[Page extract — start]
Early screen viewing is likely to lead to long periods of viewing for the rest of your life," says Sigman. "The way you view screens when you are young forms the habits you pick up for ever after it seems.”
An early taste for entertainment screen media can lead to changes in the brain that stay with you for life – a life that may be shorter as a result.
Like other addictions screen time creates significant changes in brain chemistry – most notably, in the release of dopamine. This neurotransmitter – also known as the pleasure chemical – is central to addictions from sugar to cocaine.
"Dopamine is produced when we see something that is interesting or new, but it also has a second function. Dopamine is also the neurochemical involved in most addictions – it's the reward chemical.
"There are concerns among neuroscientists that this dopamine being produced every single day for many years – through for example playing computer games – may change the reward circuitry in a child's brain and make them more dependent on screen media," warns Sigman.
[Page extract — finish]
[Information given — start]
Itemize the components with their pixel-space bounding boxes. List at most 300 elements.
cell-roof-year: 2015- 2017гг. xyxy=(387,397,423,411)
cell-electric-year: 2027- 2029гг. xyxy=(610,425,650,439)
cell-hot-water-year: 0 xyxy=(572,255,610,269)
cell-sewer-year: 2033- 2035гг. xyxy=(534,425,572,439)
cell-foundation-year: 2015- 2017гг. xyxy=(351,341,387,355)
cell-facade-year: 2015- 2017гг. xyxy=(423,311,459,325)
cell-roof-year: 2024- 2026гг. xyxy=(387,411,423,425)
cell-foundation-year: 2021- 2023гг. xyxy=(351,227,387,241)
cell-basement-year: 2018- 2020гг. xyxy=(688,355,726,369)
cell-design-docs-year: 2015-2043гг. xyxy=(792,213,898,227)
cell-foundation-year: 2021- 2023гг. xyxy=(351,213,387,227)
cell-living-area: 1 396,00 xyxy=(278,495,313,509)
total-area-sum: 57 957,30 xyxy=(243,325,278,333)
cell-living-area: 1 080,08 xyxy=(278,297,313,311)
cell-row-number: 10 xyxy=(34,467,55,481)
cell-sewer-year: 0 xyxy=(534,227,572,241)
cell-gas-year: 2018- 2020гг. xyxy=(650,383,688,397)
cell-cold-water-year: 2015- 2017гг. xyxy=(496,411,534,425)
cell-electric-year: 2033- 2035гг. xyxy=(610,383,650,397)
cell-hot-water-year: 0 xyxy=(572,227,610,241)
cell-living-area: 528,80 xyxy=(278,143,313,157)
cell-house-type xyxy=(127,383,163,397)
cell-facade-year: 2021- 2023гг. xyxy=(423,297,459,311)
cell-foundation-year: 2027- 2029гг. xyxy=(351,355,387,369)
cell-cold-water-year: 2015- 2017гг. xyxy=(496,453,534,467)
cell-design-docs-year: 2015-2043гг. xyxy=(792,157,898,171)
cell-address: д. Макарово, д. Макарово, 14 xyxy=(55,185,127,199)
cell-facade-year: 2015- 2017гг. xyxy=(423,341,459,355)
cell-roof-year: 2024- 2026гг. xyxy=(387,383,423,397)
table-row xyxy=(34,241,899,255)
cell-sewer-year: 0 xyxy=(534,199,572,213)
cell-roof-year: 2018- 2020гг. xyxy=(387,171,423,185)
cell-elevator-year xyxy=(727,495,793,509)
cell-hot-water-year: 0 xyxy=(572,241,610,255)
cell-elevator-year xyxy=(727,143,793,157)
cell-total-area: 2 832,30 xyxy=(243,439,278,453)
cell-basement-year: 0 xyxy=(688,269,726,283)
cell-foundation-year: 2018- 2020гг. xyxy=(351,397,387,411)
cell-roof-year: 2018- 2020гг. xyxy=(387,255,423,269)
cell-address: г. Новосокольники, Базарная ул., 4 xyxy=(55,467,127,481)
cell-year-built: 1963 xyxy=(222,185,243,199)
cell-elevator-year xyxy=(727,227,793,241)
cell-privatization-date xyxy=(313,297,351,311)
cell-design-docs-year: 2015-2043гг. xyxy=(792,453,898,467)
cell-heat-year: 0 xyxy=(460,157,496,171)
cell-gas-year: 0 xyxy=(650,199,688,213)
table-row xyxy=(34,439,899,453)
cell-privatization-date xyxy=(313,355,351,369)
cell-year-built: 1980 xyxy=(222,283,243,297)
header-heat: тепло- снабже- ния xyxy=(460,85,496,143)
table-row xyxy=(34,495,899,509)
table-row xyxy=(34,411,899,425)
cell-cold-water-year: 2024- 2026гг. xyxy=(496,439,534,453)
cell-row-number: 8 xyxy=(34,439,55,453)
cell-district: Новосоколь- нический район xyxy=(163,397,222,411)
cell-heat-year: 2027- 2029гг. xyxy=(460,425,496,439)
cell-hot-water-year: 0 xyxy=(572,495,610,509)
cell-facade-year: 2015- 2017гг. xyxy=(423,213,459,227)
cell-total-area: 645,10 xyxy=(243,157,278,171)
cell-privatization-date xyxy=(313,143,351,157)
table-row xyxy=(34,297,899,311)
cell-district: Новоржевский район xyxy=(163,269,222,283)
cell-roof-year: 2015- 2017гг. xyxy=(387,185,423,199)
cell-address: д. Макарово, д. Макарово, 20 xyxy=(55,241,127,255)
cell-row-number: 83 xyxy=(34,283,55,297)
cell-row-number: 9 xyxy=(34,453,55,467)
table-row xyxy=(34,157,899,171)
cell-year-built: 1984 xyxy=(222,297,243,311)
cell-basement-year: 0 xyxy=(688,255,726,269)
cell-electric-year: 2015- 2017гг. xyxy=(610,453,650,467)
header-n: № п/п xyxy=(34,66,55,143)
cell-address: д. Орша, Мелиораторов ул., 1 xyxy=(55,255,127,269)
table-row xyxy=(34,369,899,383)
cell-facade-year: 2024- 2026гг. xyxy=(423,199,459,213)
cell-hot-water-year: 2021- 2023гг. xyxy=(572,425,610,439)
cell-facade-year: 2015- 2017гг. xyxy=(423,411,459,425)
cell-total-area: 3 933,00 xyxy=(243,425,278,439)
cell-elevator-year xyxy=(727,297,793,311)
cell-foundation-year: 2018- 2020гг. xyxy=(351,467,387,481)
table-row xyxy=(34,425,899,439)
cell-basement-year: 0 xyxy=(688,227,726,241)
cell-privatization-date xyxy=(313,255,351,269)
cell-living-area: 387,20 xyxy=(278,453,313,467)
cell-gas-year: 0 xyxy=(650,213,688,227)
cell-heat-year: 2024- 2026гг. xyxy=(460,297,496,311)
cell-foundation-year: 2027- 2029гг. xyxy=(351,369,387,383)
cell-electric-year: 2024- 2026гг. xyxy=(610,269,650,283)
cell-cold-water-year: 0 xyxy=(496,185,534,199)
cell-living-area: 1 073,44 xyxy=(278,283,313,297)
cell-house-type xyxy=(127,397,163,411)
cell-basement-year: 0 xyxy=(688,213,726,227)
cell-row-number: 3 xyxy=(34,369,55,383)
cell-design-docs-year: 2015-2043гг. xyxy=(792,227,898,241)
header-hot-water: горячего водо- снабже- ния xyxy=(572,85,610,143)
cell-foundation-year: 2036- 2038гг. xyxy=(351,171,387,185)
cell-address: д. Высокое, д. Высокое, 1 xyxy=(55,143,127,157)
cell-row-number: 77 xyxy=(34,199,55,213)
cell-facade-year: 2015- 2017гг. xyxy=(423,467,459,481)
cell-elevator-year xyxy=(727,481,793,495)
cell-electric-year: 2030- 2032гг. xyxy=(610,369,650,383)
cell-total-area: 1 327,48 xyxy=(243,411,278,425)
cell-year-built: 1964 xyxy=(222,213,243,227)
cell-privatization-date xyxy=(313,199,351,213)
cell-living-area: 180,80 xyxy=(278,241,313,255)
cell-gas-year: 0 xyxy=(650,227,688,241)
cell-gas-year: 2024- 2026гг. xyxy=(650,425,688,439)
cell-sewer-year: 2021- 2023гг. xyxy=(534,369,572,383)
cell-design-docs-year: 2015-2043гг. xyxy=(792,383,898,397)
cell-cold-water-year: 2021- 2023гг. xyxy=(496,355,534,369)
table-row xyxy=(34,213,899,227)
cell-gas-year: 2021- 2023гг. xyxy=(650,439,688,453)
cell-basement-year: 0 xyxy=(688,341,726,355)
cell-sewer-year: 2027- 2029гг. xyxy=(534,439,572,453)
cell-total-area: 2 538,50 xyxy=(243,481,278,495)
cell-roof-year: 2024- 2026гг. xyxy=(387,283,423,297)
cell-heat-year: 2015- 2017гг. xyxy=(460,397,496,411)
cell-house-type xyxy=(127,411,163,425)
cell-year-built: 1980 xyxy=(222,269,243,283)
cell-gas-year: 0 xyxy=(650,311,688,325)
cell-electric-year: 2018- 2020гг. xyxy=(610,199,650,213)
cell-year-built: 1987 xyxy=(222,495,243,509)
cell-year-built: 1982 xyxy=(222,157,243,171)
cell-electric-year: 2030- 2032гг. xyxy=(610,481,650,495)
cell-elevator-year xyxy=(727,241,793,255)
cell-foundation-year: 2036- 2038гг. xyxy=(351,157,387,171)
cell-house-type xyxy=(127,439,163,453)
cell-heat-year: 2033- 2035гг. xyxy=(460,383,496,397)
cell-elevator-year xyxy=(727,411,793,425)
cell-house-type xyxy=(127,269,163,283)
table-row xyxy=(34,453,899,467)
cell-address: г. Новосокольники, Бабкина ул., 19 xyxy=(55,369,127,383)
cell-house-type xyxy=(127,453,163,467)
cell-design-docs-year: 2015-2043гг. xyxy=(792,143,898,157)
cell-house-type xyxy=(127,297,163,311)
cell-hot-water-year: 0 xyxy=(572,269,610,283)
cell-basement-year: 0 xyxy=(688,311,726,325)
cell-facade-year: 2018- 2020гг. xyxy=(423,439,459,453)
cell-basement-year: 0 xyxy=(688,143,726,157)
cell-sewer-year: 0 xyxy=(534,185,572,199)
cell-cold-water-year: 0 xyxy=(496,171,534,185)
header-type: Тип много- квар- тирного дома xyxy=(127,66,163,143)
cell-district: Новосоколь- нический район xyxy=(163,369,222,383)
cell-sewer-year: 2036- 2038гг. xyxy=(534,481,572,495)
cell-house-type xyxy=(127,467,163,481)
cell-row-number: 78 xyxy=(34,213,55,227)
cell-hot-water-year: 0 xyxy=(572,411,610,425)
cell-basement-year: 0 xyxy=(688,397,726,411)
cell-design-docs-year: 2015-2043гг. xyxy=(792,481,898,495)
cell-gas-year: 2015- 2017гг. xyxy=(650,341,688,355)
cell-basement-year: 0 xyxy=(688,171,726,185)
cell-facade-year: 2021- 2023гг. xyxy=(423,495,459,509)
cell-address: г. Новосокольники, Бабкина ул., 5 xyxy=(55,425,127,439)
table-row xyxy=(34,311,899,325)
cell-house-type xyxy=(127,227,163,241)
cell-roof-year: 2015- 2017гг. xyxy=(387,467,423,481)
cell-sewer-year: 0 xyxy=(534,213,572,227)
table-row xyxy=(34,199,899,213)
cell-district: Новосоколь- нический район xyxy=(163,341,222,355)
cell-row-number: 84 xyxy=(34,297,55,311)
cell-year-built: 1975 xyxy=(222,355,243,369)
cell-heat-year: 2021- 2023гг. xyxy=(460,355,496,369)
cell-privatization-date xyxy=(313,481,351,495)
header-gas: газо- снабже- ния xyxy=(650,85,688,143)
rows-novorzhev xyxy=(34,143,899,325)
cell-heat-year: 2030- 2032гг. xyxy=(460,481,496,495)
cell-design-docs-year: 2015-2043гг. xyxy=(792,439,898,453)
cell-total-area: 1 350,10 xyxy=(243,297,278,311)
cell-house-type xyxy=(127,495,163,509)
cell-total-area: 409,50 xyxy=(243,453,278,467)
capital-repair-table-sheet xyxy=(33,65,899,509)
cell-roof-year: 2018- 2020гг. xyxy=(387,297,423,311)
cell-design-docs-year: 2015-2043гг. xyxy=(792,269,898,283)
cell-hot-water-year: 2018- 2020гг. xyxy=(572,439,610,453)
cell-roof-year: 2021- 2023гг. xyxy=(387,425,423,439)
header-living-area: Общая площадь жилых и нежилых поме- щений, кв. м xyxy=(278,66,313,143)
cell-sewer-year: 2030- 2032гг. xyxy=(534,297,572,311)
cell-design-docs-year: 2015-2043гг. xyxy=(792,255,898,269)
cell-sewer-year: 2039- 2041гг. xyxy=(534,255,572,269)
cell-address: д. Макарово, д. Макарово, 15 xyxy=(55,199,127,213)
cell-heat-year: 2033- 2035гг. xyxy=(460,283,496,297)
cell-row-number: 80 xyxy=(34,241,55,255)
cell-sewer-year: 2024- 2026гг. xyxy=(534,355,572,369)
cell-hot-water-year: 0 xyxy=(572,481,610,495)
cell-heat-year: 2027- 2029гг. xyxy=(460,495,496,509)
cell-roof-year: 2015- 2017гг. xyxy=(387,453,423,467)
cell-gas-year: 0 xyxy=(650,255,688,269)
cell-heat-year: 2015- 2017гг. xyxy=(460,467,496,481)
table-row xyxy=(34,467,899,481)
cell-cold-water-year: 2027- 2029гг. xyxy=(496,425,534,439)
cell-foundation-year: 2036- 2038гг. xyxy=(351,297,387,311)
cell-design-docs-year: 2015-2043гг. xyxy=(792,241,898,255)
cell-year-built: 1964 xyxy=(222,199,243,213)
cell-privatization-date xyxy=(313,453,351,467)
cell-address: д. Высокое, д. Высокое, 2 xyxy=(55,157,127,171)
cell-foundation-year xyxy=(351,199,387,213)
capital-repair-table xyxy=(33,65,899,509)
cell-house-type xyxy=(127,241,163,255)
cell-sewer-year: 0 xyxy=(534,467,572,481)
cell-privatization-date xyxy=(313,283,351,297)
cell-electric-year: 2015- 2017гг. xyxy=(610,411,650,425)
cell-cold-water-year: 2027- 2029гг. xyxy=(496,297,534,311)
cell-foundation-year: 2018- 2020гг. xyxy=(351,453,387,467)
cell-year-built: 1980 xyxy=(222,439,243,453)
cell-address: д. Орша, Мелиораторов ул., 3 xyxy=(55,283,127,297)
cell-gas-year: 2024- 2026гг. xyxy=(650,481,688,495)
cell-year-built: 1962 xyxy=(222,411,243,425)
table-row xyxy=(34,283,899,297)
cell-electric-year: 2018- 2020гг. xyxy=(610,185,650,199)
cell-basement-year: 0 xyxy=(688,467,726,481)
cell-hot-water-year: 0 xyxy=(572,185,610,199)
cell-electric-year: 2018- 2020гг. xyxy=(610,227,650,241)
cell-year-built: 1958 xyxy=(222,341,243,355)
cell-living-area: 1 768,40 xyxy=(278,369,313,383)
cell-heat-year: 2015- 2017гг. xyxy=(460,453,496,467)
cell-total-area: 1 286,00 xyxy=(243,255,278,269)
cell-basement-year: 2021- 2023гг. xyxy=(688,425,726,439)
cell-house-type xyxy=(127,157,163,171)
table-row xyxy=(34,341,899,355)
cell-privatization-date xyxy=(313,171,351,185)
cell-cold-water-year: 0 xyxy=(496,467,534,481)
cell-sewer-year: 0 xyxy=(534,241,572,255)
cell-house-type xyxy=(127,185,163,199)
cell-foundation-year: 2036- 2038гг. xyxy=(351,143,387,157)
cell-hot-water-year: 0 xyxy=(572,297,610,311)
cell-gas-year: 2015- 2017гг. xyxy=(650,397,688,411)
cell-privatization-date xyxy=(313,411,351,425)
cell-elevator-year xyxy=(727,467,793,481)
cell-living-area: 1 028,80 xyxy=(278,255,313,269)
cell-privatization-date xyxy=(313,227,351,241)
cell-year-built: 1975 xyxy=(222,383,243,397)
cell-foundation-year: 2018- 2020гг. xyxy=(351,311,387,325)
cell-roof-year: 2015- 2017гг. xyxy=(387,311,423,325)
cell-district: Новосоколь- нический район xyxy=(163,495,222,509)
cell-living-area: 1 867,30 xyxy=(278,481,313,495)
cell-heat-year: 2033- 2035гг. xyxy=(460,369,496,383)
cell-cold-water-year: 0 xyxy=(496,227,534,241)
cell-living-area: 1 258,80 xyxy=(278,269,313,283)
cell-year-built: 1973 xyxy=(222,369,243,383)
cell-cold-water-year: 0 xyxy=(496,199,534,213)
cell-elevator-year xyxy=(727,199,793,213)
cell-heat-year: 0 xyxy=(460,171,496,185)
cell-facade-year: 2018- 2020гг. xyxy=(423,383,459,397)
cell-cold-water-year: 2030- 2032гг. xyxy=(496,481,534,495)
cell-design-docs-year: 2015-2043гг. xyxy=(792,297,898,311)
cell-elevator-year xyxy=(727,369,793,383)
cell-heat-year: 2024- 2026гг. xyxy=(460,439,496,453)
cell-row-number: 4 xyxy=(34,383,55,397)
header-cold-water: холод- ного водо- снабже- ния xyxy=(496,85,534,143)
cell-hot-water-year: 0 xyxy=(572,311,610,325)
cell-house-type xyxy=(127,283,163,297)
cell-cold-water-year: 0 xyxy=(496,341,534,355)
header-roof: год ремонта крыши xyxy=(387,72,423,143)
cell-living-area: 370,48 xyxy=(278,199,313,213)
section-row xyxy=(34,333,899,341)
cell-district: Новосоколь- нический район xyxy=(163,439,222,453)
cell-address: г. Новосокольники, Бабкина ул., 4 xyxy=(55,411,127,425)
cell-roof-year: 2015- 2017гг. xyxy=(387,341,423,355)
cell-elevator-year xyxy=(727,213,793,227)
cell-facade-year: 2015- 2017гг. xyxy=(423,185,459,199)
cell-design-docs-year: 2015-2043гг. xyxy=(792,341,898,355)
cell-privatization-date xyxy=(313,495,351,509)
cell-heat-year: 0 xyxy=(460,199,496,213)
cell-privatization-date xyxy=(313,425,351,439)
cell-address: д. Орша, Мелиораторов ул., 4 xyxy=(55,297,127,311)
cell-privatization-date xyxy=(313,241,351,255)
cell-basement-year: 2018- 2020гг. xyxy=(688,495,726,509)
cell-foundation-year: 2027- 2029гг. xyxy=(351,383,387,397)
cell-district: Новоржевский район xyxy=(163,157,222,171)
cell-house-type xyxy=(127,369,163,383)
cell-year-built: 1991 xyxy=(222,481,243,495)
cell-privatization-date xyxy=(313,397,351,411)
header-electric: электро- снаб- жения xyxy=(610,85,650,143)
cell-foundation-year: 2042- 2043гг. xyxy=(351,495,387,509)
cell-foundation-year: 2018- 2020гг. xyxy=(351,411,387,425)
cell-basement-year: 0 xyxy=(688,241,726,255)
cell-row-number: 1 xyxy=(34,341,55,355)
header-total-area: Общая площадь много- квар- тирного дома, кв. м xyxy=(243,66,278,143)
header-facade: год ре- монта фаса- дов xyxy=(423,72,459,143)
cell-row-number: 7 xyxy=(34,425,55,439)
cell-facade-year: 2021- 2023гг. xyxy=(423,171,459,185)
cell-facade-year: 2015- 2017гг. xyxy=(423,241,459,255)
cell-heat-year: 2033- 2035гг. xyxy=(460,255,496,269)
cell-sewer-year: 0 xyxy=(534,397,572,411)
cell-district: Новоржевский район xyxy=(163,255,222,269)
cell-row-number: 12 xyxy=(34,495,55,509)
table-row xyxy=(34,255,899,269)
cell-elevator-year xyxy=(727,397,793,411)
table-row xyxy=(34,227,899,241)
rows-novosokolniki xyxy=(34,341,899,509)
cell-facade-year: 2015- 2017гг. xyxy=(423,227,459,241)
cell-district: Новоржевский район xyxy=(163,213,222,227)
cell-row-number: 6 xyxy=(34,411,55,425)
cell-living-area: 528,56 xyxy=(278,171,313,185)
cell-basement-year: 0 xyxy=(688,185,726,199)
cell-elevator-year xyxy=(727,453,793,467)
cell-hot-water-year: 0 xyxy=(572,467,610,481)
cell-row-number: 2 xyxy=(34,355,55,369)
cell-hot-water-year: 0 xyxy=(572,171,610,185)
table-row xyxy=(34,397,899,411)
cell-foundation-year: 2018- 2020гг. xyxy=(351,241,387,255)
[Information given — finish]
| Problems and tasks |
- a) Return the portion of the screen-time passage that begins at the words "Like other addictions" and stops after the words "the reward chemical.".
- b) In the screen-time passage, which brain chemical is produced when we see something interesting or new?
- c) Continue the passage on screen time and the brain from its final sentence.

| Written answers |
- a)
Like other addictions screen time creates significant changes in brain chemistry – most notably, in the release of dopamine. This neurotransmitter – also known as the pleasure chemical – is central to addictions from sugar to cocaine.
"Dopamine is produced when we see something that is interesting or new, but it also has a second function. Dopamine is also the neurochemical involved in most addictions – it's the reward chemical.

- b) Dopamine.

- c)
(If you want to see some head-scratchingly weighty, early scientific research on computer games and dopamine release, check out this 1998 research paper from the Division of Neuroscience and Psychological Medicine, Imperial College School of Medicine.)
On the perils of too much screen time Sigman has investigated the extent to which time online may be displacing face-to-face contact, and that lack of social connection is associated with physiological changes, increased incidence of illness and higher premature mortality.??